Motor planning affects both gross motor skills and fine motor skills.

For example, motor planning is required for tasks like:

  • putting on clothing
  • using utensils
  • handwriting
  • building with blocks
  • playing musical instruments

When motor planning is difficult, children may struggle to learn new movements or sequences of actions, even if they physically have the strength to perform them. This is why locomotor delays and motor planning challenges often appear together.

When Movement Isn’t Automatic

For many children, locomotor skills develop naturally. Kids run, jump, climb, and skip without thinking much about it. Their bodies and brains figure out the coordination automatically.

But for many of our disabled kids, movement is not automatic.

Things that other children do without thinking—jumping off a curb, running across the playground, hopping on one foot—may require real concentration and planning. Instead of their body simply doing the movement, they have to stop and think about each step.

They may be mentally working through things like:

  • How do I move my feet?
  • Where do I put my weight?
  • How do I keep my balance?
  • What happens when I land?

This extra mental load can make movement slower, harder, and more tiring.

It’s one of the reasons some children avoid playground activities or sports. It isn’t that they don’t want to participate. It’s that their brain and body are working much harder just to complete movements that come naturally to others.

Understanding this can help parents, teachers, and therapists approach locomotor delays with more patience and support. For many children, building these skills takes time, practice, and the right kind of encouragement.

Why Locomotor Skills Matter at School

Locomotor development affects more than just playground time.

In school, locomotor skills can impact:

  • participation in physical education
  • navigating the school building
  • playground play and social interaction
  • stamina and endurance
  • coordination during classroom movement activities

Children who struggle with locomotor skills may avoid games, sports, or group play because those activities feel physically difficult or frustrating.

Over time, this can affect confidence and social participation as well.

Locomotor Skills and IEPs

When locomotor delays significantly impact a child’s ability to participate in school activities, they may become part of an IEP or 504 plan discussion.

**Complete the following**
(A) Rewrite the passage on locomotor skills, starting with "For many children, locomotor" and going on through "about each step.", replacing "playground" with "schoolyard".
(B) Carry on the passage on locomotor skills from the point where it stops.
The data that follows is separate material and has no connection to the passage on locomotor skills.

**Provided information**
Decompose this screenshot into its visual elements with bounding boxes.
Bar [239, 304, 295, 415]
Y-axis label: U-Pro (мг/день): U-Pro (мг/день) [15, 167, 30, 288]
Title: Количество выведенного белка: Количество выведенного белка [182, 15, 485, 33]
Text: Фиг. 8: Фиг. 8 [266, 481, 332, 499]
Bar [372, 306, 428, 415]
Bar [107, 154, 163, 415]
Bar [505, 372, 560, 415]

**Per-task answers**
(A)
For many children, locomotor skills develop naturally. Kids run, jump, climb, and skip without thinking much about it. Their bodies and brains figure out the coordination automatically.

But for many of our disabled kids, movement is not automatic.

Things that other children do without thinking—jumping off a curb, running across the schoolyard, hopping on one foot—may require real concentration and planning. Instead of their body simply doing the movement, they have to stop and think about each step.

(B)
Some children receive support through:

  • occupational therapy
  • physical therapy
  • adapted physical education
  • accommodations for physical participation

For example, an IEP might include goals related to:

  • improving balance and coordination
  • increasing endurance for physical activity
  • developing specific gross motor skills
  • improving motor planning abilities

These supports help children access the same school activities as their peers while building the skills they need over time.

How to Improve Locomotor Skills

Improving locomotor skills usually involves practice, movement, and opportunities for physical play.

Some ways to support locomotor development include:

  • obstacle courses
  • active playground play
  • dance or gymnastics
  • swimming
  • martial arts
  • balance activities
  • physical education programs (list of Adaptive PE IEP Goals)

Children benefit most when movement activities are fun and pressure-free. Every child develops at their own pace, so progress may look different for each child.

A Personal Note from Our Family

K’s motor planning and locomotion skills have improved significantly over time, but he is still very delayed. When his seizures increased, we saw regression in some skills, which meant we had to work on rebuilding them again.

He’s also seventeen now. A playground is not exactly his idea of a fun afternoon, and that’s okay.

Instead, we focus on movement in ways that work for him. A few years ago we got a trampoline, and we now have an above-ground pool. Both have become great ways to practice movement and coordination in an environment that feels comfortable.

We’re still working on his motor planning and locomotion skills, just in ways that fit where he is now.

A man demonstrates locomotion skills in a swimming pool while wearing a life jacket.
He requires a special life jacket due to the frequent seizures.